▶ **Task details**: Reproduce the data in its entirety, exactly as supplied.

....

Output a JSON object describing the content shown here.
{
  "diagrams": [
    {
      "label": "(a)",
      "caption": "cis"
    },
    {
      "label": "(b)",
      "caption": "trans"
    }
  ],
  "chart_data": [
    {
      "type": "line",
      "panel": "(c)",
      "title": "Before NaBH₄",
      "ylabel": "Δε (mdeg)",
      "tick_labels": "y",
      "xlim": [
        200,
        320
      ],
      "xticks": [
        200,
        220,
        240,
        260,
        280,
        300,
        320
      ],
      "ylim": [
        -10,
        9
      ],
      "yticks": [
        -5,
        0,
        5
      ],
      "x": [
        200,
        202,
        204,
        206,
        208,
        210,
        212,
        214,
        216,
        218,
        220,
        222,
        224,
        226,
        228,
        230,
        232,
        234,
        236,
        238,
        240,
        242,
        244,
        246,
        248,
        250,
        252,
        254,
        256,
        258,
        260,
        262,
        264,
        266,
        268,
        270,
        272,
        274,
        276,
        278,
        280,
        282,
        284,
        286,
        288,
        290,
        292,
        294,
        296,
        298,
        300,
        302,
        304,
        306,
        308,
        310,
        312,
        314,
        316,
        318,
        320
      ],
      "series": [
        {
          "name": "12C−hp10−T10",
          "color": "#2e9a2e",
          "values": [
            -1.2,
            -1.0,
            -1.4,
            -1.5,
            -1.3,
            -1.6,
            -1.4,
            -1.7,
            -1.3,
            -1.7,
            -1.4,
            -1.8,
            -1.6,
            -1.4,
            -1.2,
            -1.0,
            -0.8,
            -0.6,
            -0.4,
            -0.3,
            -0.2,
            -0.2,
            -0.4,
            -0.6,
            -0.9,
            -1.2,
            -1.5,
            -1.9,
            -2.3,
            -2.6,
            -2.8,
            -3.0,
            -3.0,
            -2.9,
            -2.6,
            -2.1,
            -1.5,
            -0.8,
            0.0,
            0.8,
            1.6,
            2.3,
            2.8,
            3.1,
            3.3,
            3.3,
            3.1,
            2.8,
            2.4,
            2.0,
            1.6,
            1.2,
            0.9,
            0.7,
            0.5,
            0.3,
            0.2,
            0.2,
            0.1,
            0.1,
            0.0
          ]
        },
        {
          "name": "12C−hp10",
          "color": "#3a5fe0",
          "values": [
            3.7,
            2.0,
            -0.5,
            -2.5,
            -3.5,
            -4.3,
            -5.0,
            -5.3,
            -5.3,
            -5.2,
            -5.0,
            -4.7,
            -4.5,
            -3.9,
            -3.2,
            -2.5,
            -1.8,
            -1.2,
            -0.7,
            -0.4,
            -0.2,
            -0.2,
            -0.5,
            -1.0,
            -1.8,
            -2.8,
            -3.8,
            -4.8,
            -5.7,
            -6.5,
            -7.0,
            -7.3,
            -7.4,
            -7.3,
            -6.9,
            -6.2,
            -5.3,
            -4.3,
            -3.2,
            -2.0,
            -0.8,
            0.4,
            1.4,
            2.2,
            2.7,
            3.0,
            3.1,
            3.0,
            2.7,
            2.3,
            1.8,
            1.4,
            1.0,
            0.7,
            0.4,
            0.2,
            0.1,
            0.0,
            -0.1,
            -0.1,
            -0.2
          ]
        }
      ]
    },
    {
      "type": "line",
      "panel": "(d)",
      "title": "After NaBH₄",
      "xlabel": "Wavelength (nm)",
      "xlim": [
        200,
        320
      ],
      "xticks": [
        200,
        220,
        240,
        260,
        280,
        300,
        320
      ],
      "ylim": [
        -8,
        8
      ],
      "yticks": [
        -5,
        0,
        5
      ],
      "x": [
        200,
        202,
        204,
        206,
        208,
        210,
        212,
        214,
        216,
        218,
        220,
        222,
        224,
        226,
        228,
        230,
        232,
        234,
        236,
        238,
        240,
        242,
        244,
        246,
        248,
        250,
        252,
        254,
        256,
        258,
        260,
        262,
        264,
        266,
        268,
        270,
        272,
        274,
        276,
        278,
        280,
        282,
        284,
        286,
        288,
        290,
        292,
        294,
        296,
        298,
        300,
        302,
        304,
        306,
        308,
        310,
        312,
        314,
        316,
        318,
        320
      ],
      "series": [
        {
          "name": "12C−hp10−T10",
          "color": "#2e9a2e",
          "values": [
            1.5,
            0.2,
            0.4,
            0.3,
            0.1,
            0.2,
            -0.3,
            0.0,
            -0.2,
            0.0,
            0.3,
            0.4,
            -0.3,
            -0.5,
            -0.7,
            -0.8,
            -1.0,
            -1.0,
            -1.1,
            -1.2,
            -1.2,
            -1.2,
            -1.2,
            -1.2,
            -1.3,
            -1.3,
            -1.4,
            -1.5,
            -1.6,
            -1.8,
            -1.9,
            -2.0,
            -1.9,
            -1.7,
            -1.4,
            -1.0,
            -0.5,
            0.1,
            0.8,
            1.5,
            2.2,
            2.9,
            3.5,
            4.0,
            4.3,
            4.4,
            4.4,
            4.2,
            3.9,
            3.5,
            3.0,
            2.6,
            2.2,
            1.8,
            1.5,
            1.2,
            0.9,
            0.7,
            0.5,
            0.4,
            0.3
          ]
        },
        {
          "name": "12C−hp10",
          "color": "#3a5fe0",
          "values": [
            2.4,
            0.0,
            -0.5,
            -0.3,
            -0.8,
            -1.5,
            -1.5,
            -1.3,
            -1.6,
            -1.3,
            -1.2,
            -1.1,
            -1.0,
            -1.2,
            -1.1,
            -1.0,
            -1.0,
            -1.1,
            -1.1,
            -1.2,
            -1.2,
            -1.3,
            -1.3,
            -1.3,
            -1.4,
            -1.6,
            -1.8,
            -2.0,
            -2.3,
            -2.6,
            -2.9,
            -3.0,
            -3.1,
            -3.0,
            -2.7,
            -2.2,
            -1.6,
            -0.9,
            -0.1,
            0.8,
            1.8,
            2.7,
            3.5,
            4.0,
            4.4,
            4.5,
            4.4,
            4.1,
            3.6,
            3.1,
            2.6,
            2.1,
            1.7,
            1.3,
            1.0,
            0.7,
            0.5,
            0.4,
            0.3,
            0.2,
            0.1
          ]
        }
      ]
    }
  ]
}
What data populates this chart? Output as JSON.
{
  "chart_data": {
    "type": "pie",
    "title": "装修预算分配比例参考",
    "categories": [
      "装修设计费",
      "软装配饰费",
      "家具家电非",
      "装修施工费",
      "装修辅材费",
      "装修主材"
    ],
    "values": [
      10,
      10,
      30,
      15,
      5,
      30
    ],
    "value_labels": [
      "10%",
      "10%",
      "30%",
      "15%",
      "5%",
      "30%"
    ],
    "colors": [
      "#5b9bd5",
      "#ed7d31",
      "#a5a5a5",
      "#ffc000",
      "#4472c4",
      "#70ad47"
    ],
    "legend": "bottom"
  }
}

....

▶ **Result below**:
Output a JSON object describing the content shown here.
{
  "diagrams": [
    {
      "label": "(a)",
      "caption": "cis"
    },
    {
      "label": "(b)",
      "caption": "trans"
    }
  ],
  "chart_data": [
    {
      "type": "line",
      "panel": "(c)",
      "title": "Before NaBH₄",
      "ylabel": "Δε (mdeg)",
      "tick_labels": "y",
      "xlim": [
        200,
        320
      ],
      "xticks": [
        200,
        220,
        240,
        260,
        280,
        300,
        320
      ],
      "ylim": [
        -10,
        9
      ],
      "yticks": [
        -5,
        0,
        5
      ],
      "x": [
        200,
        202,
        204,
        206,
        208,
        210,
        212,
        214,
        216,
        218,
        220,
        222,
        224,
        226,
        228,
        230,
        232,
        234,
        236,
        238,
        240,
        242,
        244,
        246,
        248,
        250,
        252,
        254,
        256,
        258,
        260,
        262,
        264,
        266,
        268,
        270,
        272,
        274,
        276,
        278,
        280,
        282,
        284,
        286,
        288,
        290,
        292,
        294,
        296,
        298,
        300,
        302,
        304,
        306,
        308,
        310,
        312,
        314,
        316,
        318,
        320
      ],
      "series": [
        {
          "name": "12C−hp10−T10",
          "color": "#2e9a2e",
          "values": [
            -1.2,
            -1.0,
            -1.4,
            -1.5,
            -1.3,
            -1.6,
            -1.4,
            -1.7,
            -1.3,
            -1.7,
            -1.4,
            -1.8,
            -1.6,
            -1.4,
            -1.2,
            -1.0,
            -0.8,
            -0.6,
            -0.4,
            -0.3,
            -0.2,
            -0.2,
            -0.4,
            -0.6,
            -0.9,
            -1.2,
            -1.5,
            -1.9,
            -2.3,
            -2.6,
            -2.8,
            -3.0,
            -3.0,
            -2.9,
            -2.6,
            -2.1,
            -1.5,
            -0.8,
            0.0,
            0.8,
            1.6,
            2.3,
            2.8,
            3.1,
            3.3,
            3.3,
            3.1,
            2.8,
            2.4,
            2.0,
            1.6,
            1.2,
            0.9,
            0.7,
            0.5,
            0.3,
            0.2,
            0.2,
            0.1,
            0.1,
            0.0
          ]
        },
        {
          "name": "12C−hp10",
          "color": "#3a5fe0",
          "values": [
            3.7,
            2.0,
            -0.5,
            -2.5,
            -3.5,
            -4.3,
            -5.0,
            -5.3,
            -5.3,
            -5.2,
            -5.0,
            -4.7,
            -4.5,
            -3.9,
            -3.2,
            -2.5,
            -1.8,
            -1.2,
            -0.7,
            -0.4,
            -0.2,
            -0.2,
            -0.5,
            -1.0,
            -1.8,
            -2.8,
            -3.8,
            -4.8,
            -5.7,
            -6.5,
            -7.0,
            -7.3,
            -7.4,
            -7.3,
            -6.9,
            -6.2,
            -5.3,
            -4.3,
            -3.2,
            -2.0,
            -0.8,
            0.4,
            1.4,
            2.2,
            2.7,
            3.0,
            3.1,
            3.0,
            2.7,
            2.3,
            1.8,
            1.4,
            1.0,
            0.7,
            0.4,
            0.2,
            0.1,
            0.0,
            -0.1,
            -0.1,
            -0.2
          ]
        }
      ]
    },
    {
      "type": "line",
      "panel": "(d)",
      "title": "After NaBH₄",
      "xlabel": "Wavelength (nm)",
      "xlim": [
        200,
        320
      ],
      "xticks": [
        200,
        220,
        240,
        260,
        280,
        300,
        320
      ],
      "ylim": [
        -8,
        8
      ],
      "yticks": [
        -5,
        0,
        5
      ],
      "x": [
        200,
        202,
        204,
        206,
        208,
        210,
        212,
        214,
        216,
        218,
        220,
        222,
        224,
        226,
        228,
        230,
        232,
        234,
        236,
        238,
        240,
        242,
        244,
        246,
        248,
        250,
        252,
        254,
        256,
        258,
        260,
        262,
        264,
        266,
        268,
        270,
        272,
        274,
        276,
        278,
        280,
        282,
        284,
        286,
        288,
        290,
        292,
        294,
        296,
        298,
        300,
        302,
        304,
        306,
        308,
        310,
        312,
        314,
        316,
        318,
        320
      ],
      "series": [
        {
          "name": "12C−hp10−T10",
          "color": "#2e9a2e",
          "values": [
            1.5,
            0.2,
            0.4,
            0.3,
            0.1,
            0.2,
            -0.3,
            0.0,
            -0.2,
            0.0,
            0.3,
            0.4,
            -0.3,
            -0.5,
            -0.7,
            -0.8,
            -1.0,
            -1.0,
            -1.1,
            -1.2,
            -1.2,
            -1.2,
            -1.2,
            -1.2,
            -1.3,
            -1.3,
            -1.4,
            -1.5,
            -1.6,
            -1.8,
            -1.9,
            -2.0,
            -1.9,
            -1.7,
            -1.4,
            -1.0,
            -0.5,
            0.1,
            0.8,
            1.5,
            2.2,
            2.9,
            3.5,
            4.0,
            4.3,
            4.4,
            4.4,
            4.2,
            3.9,
            3.5,
            3.0,
            2.6,
            2.2,
            1.8,
            1.5,
            1.2,
            0.9,
            0.7,
            0.5,
            0.4,
            0.3
          ]
        },
        {
          "name": "12C−hp10",
          "color": "#3a5fe0",
          "values": [
            2.4,
            0.0,
            -0.5,
            -0.3,
            -0.8,
            -1.5,
            -1.5,
            -1.3,
            -1.6,
            -1.3,
            -1.2,
            -1.1,
            -1.0,
            -1.2,
            -1.1,
            -1.0,
            -1.0,
            -1.1,
            -1.1,
            -1.2,
            -1.2,
            -1.3,
            -1.3,
            -1.3,
            -1.4,
            -1.6,
            -1.8,
            -2.0,
            -2.3,
            -2.6,
            -2.9,
            -3.0,
            -3.1,
            -3.0,
            -2.7,
            -2.2,
            -1.6,
            -0.9,
            -0.1,
            0.8,
            1.8,
            2.7,
            3.5,
            4.0,
            4.4,
            4.5,
            4.4,
            4.1,
            3.6,
            3.1,
            2.6,
            2.1,
            1.7,
            1.3,
            1.0,
            0.7,
            0.5,
            0.4,
            0.3,
            0.2,
            0.1
          ]
        }
      ]
    }
  ]
}
What data populates this chart? Output as JSON.
{
  "chart_data": {
    "type": "pie",
    "title": "装修预算分配比例参考",
    "categories": [
      "装修设计费",
      "软装配饰费",
      "家具家电非",
      "装修施工费",
      "装修辅材费",
      "装修主材"
    ],
    "values": [
      10,
      10,
      30,
      15,
      5,
      30
    ],
    "value_labels": [
      "10%",
      "10%",
      "30%",
      "15%",
      "5%",
      "30%"
    ],
    "colors": [
      "#5b9bd5",
      "#ed7d31",
      "#a5a5a5",
      "#ffc000",
      "#4472c4",
      "#70ad47"
    ],
    "legend": "bottom"
  }
}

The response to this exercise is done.